Short problem: Which lines hold the word "ПЕРИОДА"? Copy each of them.

━━ Dataset extract ━━

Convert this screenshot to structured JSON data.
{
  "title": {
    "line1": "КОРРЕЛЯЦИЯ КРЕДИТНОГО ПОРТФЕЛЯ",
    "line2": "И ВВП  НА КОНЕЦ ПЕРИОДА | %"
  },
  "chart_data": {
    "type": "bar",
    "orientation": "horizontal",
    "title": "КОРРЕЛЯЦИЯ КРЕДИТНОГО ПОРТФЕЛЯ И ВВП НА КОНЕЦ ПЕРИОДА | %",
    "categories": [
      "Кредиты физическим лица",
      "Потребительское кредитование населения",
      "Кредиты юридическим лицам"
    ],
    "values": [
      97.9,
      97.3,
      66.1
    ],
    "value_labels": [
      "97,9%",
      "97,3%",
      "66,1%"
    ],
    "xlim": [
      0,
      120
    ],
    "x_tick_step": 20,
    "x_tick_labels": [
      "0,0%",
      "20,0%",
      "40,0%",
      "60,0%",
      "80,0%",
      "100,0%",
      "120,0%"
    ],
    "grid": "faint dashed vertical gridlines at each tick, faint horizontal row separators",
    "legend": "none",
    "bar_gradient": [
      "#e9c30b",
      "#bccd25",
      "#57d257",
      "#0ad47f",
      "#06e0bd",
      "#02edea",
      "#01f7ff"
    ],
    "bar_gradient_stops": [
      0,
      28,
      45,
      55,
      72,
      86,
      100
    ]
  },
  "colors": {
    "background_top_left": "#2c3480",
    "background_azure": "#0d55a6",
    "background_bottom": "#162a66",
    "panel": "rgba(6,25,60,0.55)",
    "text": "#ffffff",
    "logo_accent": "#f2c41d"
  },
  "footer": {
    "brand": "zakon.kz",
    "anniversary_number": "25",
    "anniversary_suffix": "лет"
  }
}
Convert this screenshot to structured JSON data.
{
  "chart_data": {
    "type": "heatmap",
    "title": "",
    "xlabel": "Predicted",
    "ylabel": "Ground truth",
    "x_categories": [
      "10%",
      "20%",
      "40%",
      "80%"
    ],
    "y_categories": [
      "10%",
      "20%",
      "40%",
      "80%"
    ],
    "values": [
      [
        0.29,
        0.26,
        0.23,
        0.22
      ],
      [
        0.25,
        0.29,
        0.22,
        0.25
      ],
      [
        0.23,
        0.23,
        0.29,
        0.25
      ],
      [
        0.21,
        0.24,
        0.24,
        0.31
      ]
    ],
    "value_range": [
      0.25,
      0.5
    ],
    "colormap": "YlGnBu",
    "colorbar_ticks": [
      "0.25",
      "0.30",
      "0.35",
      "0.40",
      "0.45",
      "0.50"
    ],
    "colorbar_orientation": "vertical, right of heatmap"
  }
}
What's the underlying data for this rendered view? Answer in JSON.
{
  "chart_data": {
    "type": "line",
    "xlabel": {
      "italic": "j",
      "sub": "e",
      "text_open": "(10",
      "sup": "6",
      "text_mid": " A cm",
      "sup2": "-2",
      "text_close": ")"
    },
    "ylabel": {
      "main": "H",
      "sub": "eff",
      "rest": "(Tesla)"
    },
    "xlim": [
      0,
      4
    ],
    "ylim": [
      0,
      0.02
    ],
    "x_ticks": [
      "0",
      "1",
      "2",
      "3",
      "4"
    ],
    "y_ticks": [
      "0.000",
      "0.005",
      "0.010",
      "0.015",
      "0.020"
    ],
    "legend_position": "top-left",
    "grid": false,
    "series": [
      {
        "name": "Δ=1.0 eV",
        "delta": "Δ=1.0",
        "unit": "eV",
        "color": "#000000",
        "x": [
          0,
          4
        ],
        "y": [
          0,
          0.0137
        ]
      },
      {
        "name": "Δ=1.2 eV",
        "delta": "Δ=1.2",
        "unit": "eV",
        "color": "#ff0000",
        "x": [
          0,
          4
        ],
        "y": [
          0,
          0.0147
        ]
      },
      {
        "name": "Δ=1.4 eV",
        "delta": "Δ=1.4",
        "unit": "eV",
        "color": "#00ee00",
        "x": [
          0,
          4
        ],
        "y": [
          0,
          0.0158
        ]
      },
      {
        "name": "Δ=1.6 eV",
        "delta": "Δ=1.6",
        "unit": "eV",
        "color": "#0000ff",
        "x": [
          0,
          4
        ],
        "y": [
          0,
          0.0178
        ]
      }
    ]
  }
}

━━━

Task result:
    "line2": "И ВВП  НА КОНЕЦ ПЕРИОДА | %"
    "title": "КОРРЕЛЯЦИЯ КРЕДИТНОГО ПОРТФЕЛЯ И ВВП НА КОНЕЦ ПЕРИОДА | %",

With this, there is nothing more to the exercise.